- _Exercise material_:
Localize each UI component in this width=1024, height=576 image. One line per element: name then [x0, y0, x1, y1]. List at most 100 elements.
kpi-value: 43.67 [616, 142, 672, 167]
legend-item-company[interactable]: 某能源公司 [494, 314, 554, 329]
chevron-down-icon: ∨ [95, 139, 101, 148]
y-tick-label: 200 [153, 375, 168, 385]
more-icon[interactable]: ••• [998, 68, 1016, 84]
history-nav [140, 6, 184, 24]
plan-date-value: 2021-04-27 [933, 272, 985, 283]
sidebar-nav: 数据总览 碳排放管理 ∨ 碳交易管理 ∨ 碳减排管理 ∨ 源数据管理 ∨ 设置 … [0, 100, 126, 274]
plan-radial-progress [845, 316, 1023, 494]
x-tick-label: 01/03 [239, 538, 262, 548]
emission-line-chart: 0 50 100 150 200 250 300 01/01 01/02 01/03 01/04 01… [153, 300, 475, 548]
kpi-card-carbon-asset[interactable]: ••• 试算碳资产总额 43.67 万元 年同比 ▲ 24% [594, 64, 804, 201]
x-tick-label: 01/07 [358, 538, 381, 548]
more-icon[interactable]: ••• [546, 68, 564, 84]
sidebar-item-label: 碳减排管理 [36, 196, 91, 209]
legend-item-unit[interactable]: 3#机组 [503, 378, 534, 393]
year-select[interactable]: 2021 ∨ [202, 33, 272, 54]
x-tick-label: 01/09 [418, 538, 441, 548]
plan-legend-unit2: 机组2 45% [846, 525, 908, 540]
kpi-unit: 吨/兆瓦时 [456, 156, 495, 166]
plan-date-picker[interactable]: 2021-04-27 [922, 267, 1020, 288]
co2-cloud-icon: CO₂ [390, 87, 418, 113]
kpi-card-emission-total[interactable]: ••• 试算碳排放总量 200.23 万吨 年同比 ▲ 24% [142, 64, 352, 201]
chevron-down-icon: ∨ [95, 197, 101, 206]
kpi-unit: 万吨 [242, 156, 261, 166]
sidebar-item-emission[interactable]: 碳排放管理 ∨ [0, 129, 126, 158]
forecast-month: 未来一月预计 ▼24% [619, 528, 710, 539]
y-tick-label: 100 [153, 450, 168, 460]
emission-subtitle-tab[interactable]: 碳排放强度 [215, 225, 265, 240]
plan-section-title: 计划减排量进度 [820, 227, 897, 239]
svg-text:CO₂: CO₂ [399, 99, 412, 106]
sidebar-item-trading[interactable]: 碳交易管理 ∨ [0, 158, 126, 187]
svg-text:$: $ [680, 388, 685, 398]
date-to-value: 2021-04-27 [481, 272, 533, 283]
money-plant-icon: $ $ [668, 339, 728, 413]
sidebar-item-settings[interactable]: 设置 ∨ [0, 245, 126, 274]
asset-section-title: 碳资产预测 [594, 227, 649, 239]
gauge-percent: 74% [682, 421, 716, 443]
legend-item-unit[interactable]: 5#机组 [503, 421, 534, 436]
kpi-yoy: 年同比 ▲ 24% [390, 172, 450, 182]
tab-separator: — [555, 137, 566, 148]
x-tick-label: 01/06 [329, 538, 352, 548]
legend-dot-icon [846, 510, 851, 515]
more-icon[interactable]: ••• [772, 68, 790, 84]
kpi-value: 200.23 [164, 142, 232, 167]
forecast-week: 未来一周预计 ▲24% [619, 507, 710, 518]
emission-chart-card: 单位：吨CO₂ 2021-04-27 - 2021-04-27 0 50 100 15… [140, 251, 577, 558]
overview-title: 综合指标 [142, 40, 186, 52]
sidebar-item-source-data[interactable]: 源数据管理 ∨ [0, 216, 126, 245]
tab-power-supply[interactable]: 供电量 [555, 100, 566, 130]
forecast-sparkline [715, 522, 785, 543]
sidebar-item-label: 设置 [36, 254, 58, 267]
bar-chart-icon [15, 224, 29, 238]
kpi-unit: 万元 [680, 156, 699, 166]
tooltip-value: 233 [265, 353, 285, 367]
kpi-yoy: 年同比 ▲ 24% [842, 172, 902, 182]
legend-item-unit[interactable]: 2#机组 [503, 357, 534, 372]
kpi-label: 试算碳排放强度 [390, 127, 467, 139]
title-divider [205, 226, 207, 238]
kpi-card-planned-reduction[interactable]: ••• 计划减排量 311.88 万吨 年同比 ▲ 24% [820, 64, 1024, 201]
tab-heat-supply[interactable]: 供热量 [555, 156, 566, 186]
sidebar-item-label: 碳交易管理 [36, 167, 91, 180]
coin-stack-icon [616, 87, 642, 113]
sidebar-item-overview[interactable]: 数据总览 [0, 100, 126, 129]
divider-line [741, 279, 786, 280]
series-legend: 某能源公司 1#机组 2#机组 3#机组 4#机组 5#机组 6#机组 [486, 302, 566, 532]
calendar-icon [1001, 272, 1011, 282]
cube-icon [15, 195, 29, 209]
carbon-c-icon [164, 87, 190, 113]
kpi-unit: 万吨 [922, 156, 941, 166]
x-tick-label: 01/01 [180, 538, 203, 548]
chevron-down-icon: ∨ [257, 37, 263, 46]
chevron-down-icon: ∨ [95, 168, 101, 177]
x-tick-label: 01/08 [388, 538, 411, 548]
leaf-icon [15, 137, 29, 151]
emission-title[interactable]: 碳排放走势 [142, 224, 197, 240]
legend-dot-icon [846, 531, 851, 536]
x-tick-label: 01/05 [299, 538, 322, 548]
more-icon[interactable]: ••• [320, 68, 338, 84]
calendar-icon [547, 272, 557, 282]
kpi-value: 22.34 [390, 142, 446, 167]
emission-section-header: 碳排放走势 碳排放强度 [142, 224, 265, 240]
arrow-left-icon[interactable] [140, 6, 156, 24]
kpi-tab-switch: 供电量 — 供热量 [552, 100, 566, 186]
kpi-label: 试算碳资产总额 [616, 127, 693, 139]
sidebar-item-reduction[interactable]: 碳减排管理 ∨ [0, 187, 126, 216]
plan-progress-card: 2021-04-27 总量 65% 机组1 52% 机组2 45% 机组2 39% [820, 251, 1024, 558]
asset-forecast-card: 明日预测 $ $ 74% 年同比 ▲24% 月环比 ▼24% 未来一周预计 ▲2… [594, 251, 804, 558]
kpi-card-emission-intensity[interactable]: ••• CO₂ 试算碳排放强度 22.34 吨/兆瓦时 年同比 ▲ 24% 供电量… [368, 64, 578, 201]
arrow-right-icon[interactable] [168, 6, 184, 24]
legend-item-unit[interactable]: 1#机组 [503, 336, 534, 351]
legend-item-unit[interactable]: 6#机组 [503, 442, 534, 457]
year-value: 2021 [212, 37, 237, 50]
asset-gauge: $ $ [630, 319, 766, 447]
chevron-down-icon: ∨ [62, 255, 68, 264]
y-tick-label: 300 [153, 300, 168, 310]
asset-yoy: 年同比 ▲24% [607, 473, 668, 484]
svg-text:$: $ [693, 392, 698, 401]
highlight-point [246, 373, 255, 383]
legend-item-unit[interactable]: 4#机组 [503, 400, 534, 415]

- _Problem to solve_:
Rename "more-icon" to "options-icon" throughout the data from the start through the line containing "co2-cloud-icon: CO₂ [390, 87, 418, 113]", and return those lines with everything else unchanged.

- _Exercise response_:
Localize each UI component in this width=1024, height=576 image. One line per element: name then [x0, y0, x1, y1]. List at most 100 elements.
kpi-value: 43.67 [616, 142, 672, 167]
legend-item-company[interactable]: 某能源公司 [494, 314, 554, 329]
chevron-down-icon: ∨ [95, 139, 101, 148]
y-tick-label: 200 [153, 375, 168, 385]
options-icon[interactable]: ••• [998, 68, 1016, 84]
history-nav [140, 6, 184, 24]
plan-date-value: 2021-04-27 [933, 272, 985, 283]
sidebar-nav: 数据总览 碳排放管理 ∨ 碳交易管理 ∨ 碳减排管理 ∨ 源数据管理 ∨ 设置 … [0, 100, 126, 274]
plan-radial-progress [845, 316, 1023, 494]
x-tick-label: 01/03 [239, 538, 262, 548]
emission-line-chart: 0 50 100 150 200 250 300 01/01 01/02 01/03 01/04 01… [153, 300, 475, 548]
kpi-card-carbon-asset[interactable]: ••• 试算碳资产总额 43.67 万元 年同比 ▲ 24% [594, 64, 804, 201]
x-tick-label: 01/07 [358, 538, 381, 548]
options-icon[interactable]: ••• [546, 68, 564, 84]
sidebar-item-label: 碳减排管理 [36, 196, 91, 209]
legend-item-unit[interactable]: 3#机组 [503, 378, 534, 393]
year-select[interactable]: 2021 ∨ [202, 33, 272, 54]
x-tick-label: 01/09 [418, 538, 441, 548]
plan-legend-unit2: 机组2 45% [846, 525, 908, 540]
kpi-unit: 吨/兆瓦时 [456, 156, 495, 166]
plan-date-picker[interactable]: 2021-04-27 [922, 267, 1020, 288]
co2-cloud-icon: CO₂ [390, 87, 418, 113]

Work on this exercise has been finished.